Transcribe the lines of the data from the start through the line containing "document-body [78,74,560,814]", inclusive, with each line reproduced exactly.

··· The input ···

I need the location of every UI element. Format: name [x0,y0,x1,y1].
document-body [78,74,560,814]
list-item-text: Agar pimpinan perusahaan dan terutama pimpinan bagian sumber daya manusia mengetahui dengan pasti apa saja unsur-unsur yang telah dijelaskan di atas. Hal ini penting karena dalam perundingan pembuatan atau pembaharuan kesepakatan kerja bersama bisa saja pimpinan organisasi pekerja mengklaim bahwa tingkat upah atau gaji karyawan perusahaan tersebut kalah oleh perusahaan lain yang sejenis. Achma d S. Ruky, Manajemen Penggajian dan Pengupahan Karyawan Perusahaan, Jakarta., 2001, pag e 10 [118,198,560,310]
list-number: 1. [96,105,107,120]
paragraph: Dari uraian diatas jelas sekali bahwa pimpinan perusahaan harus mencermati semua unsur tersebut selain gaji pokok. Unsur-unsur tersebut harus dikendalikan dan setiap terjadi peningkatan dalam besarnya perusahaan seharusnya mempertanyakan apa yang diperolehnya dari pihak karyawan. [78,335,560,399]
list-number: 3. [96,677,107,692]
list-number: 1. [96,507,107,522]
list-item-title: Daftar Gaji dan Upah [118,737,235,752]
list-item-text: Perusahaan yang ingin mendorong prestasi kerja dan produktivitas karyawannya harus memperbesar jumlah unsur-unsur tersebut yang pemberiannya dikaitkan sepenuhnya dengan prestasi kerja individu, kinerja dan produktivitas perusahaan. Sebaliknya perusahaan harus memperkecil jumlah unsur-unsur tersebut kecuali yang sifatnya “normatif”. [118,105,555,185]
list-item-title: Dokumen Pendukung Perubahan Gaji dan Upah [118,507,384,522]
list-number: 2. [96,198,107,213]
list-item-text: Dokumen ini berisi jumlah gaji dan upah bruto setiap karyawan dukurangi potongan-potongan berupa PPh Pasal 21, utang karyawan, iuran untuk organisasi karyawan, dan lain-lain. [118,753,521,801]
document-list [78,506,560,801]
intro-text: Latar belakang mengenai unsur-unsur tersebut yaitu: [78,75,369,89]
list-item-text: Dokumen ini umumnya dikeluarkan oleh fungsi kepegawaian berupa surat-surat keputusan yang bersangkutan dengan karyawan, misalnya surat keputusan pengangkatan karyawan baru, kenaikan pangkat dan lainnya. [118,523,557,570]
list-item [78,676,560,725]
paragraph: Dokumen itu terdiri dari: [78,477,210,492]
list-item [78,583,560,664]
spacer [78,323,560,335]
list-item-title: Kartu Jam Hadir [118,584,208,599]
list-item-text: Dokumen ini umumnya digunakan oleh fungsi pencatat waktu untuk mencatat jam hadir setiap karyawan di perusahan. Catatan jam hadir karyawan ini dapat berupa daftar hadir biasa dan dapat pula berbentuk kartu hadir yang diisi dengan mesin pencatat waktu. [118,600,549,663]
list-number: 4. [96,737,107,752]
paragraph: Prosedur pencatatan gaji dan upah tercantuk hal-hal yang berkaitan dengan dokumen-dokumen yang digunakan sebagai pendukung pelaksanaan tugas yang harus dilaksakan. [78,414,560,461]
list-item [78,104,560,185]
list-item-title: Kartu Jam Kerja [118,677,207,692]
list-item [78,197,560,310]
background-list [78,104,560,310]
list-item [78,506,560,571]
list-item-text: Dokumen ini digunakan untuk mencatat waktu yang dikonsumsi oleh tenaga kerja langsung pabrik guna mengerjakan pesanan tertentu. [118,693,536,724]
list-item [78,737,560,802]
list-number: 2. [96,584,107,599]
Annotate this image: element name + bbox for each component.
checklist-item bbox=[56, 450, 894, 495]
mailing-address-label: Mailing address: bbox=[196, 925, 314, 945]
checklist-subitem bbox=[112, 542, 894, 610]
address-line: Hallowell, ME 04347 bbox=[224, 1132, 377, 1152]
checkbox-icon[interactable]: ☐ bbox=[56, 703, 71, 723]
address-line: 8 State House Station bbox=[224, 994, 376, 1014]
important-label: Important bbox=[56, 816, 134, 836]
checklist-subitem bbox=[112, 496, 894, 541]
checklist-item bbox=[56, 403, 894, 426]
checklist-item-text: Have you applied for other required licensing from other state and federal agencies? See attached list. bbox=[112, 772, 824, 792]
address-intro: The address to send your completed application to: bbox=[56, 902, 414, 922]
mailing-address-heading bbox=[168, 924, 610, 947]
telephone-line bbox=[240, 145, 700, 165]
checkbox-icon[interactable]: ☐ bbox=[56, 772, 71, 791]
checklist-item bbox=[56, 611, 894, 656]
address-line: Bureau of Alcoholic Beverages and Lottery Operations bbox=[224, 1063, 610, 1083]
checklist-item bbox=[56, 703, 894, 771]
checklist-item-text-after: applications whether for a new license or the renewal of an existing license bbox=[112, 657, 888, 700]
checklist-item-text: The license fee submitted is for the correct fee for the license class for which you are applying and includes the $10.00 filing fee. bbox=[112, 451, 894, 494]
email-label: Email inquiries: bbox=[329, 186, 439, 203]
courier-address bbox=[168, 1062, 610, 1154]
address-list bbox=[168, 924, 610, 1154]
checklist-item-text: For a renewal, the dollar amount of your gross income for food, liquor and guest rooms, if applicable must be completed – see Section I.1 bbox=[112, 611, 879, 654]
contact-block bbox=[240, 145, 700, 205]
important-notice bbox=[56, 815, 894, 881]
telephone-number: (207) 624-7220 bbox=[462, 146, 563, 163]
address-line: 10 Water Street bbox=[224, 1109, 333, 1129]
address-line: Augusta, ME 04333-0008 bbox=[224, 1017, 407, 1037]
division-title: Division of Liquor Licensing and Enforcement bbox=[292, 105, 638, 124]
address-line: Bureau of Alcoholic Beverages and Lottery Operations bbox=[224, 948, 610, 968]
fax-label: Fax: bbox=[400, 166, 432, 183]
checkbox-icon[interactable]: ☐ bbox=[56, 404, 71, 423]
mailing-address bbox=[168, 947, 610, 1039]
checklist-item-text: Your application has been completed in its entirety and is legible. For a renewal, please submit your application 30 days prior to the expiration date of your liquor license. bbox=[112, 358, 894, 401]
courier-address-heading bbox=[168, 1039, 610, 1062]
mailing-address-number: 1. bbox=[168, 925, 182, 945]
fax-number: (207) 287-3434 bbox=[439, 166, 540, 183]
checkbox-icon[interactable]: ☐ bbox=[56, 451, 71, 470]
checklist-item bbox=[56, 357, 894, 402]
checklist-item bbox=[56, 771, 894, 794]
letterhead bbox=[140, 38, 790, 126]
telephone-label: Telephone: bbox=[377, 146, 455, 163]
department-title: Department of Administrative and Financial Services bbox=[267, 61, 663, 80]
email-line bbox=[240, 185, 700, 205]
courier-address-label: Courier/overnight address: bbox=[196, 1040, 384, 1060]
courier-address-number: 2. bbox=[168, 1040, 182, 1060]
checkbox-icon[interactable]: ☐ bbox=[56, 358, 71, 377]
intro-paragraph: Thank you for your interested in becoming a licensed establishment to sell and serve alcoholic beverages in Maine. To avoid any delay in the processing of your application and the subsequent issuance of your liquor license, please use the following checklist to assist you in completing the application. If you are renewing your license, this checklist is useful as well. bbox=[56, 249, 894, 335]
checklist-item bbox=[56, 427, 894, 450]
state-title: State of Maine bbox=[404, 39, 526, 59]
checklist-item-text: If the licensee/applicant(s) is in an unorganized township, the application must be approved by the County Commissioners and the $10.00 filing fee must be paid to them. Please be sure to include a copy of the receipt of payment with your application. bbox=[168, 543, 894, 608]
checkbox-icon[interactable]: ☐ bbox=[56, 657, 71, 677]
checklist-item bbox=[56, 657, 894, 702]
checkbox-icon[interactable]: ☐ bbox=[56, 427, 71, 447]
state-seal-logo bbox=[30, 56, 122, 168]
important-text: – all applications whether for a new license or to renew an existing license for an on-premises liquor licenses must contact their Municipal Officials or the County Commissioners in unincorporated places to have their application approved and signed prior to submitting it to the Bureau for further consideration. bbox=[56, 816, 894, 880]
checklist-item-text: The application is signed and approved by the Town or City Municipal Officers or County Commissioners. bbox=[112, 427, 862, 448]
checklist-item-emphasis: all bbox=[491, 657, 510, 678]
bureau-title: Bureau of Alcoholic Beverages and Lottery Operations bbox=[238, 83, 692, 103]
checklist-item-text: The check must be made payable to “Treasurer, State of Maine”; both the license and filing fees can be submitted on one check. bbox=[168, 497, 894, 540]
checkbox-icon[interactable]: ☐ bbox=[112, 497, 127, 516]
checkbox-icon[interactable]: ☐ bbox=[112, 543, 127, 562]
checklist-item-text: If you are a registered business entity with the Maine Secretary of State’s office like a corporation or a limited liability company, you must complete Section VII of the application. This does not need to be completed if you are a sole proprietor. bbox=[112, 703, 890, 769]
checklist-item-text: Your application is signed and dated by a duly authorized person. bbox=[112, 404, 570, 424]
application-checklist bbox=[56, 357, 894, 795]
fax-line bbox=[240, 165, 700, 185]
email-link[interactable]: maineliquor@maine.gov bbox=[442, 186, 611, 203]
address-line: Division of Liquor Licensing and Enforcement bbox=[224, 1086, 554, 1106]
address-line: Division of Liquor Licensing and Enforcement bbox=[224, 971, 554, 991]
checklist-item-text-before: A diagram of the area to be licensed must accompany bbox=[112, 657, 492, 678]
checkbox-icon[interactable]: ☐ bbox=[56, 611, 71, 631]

···

In response =>
I need the location of every UI element. Format: name [x0,y0,x1,y1].
document-body [78,74,560,814]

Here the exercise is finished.